* [Exercise task] Using the records below, give the number of lines where the word "Closed" appears, with no further output.

Figure record extracts:
....................

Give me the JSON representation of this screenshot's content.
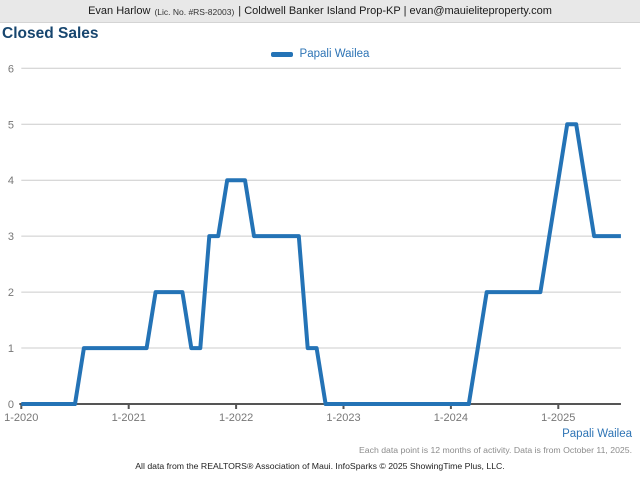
{
  "header": {
    "agent": "Evan Harlow",
    "license": "(Lic. No. #RS-82003)",
    "rest": "| Coldwell Banker Island Prop-KP | evan@mauieliteproperty.com"
  },
  "title": "Closed Sales",
  "colors": {
    "line": "#2473B6",
    "title": "#17466F",
    "brand_blue": "#2E74B5",
    "gridline": "#CCCCCC",
    "axis": "#555555"
  },
  "footer": {
    "series_label": "Papali Wailea",
    "note": "Each data point is 12 months of activity. Data is from October 11, 2025.",
    "attribution": "All data from the REALTORS® Association of Maui. InfoSparks © 2025 ShowingTime Plus, LLC."
  },
  "chart_data": {
    "type": "line",
    "title": "Closed Sales",
    "xlabel": "",
    "ylabel": "",
    "ylim": [
      0,
      6
    ],
    "grid": "horizontal",
    "legend_position": "top-center",
    "y_ticks": [
      0,
      1,
      2,
      3,
      4,
      5,
      6
    ],
    "x_tick_labels": [
      "1-2020",
      "1-2021",
      "1-2022",
      "1-2023",
      "1-2024",
      "1-2025"
    ],
    "months_per_tick": 12,
    "series": [
      {
        "name": "Papali Wailea",
        "color": "#2473B6",
        "months": [
          "1-2020",
          "2-2020",
          "3-2020",
          "4-2020",
          "5-2020",
          "6-2020",
          "7-2020",
          "8-2020",
          "9-2020",
          "10-2020",
          "11-2020",
          "12-2020",
          "1-2021",
          "2-2021",
          "3-2021",
          "4-2021",
          "5-2021",
          "6-2021",
          "7-2021",
          "8-2021",
          "9-2021",
          "10-2021",
          "11-2021",
          "12-2021",
          "1-2022",
          "2-2022",
          "3-2022",
          "4-2022",
          "5-2022",
          "6-2022",
          "7-2022",
          "8-2022",
          "9-2022",
          "10-2022",
          "11-2022",
          "12-2022",
          "1-2023",
          "2-2023",
          "3-2023",
          "4-2023",
          "5-2023",
          "6-2023",
          "7-2023",
          "8-2023",
          "9-2023",
          "10-2023",
          "11-2023",
          "12-2023",
          "1-2024",
          "2-2024",
          "3-2024",
          "4-2024",
          "5-2024",
          "6-2024",
          "7-2024",
          "8-2024",
          "9-2024",
          "10-2024",
          "11-2024",
          "12-2024",
          "1-2025",
          "2-2025",
          "3-2025",
          "4-2025",
          "5-2025",
          "6-2025",
          "7-2025",
          "8-2025"
        ],
        "values": [
          0,
          0,
          0,
          0,
          0,
          0,
          0,
          1,
          1,
          1,
          1,
          1,
          1,
          1,
          1,
          2,
          2,
          2,
          2,
          1,
          1,
          3,
          3,
          4,
          4,
          4,
          3,
          3,
          3,
          3,
          3,
          3,
          1,
          1,
          0,
          0,
          0,
          0,
          0,
          0,
          0,
          0,
          0,
          0,
          0,
          0,
          0,
          0,
          0,
          0,
          0,
          1,
          2,
          2,
          2,
          2,
          2,
          2,
          2,
          3,
          4,
          5,
          5,
          4,
          3,
          3,
          3,
          3
        ]
      }
    ]
  }
}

....................

* [Final answer] 2